**What is expected**
Retype each entry below exactly as it stands.
==============================
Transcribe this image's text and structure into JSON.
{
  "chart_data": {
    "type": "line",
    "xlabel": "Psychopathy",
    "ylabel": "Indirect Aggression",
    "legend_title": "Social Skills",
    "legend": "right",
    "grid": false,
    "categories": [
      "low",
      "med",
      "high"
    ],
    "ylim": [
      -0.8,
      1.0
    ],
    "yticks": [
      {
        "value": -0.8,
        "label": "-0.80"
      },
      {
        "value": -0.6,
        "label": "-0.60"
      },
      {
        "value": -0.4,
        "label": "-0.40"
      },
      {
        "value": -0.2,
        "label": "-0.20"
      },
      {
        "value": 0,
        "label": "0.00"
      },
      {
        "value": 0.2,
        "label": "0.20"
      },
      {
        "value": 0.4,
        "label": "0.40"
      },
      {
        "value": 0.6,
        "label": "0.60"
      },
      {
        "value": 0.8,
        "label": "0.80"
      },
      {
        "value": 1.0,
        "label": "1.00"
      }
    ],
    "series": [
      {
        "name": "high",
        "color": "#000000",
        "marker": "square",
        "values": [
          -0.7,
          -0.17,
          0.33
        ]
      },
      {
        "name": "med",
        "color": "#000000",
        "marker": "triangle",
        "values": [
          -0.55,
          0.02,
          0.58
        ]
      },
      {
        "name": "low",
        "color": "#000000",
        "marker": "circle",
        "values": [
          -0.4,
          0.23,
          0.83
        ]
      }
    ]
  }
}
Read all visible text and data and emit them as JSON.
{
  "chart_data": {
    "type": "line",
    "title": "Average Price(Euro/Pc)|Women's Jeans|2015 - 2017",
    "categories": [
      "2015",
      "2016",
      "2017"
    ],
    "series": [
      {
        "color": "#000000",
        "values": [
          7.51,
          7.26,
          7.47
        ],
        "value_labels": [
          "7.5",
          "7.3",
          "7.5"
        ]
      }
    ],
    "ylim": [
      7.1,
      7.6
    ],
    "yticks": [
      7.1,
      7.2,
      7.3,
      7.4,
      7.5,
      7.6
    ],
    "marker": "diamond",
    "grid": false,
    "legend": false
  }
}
==============================
**The result**
Transcribe this image's text and structure into JSON.
{
  "chart_data": {
    "type": "line",
    "xlabel": "Psychopathy",
    "ylabel": "Indirect Aggression",
    "legend_title": "Social Skills",
    "legend": "right",
    "grid": false,
    "categories": [
      "low",
      "med",
      "high"
    ],
    "ylim": [
      -0.8,
      1.0
    ],
    "yticks": [
      {
        "value": -0.8,
        "label": "-0.80"
      },
      {
        "value": -0.6,
        "label": "-0.60"
      },
      {
        "value": -0.4,
        "label": "-0.40"
      },
      {
        "value": -0.2,
        "label": "-0.20"
      },
      {
        "value": 0,
        "label": "0.00"
      },
      {
        "value": 0.2,
        "label": "0.20"
      },
      {
        "value": 0.4,
        "label": "0.40"
      },
      {
        "value": 0.6,
        "label": "0.60"
      },
      {
        "value": 0.8,
        "label": "0.80"
      },
      {
        "value": 1.0,
        "label": "1.00"
      }
    ],
    "series": [
      {
        "name": "high",
        "color": "#000000",
        "marker": "square",
        "values": [
          -0.7,
          -0.17,
          0.33
        ]
      },
      {
        "name": "med",
        "color": "#000000",
        "marker": "triangle",
        "values": [
          -0.55,
          0.02,
          0.58
        ]
      },
      {
        "name": "low",
        "color": "#000000",
        "marker": "circle",
        "values": [
          -0.4,
          0.23,
          0.83
        ]
      }
    ]
  }
}
Read all visible text and data and emit them as JSON.
{
  "chart_data": {
    "type": "line",
    "title": "Average Price(Euro/Pc)|Women's Jeans|2015 - 2017",
    "categories": [
      "2015",
      "2016",
      "2017"
    ],
    "series": [
      {
        "color": "#000000",
        "values": [
          7.51,
          7.26,
          7.47
        ],
        "value_labels": [
          "7.5",
          "7.3",
          "7.5"
        ]
      }
    ],
    "ylim": [
      7.1,
      7.6
    ],
    "yticks": [
      7.1,
      7.2,
      7.3,
      7.4,
      7.5,
      7.6
    ],
    "marker": "diamond",
    "grid": false,
    "legend": false
  }
}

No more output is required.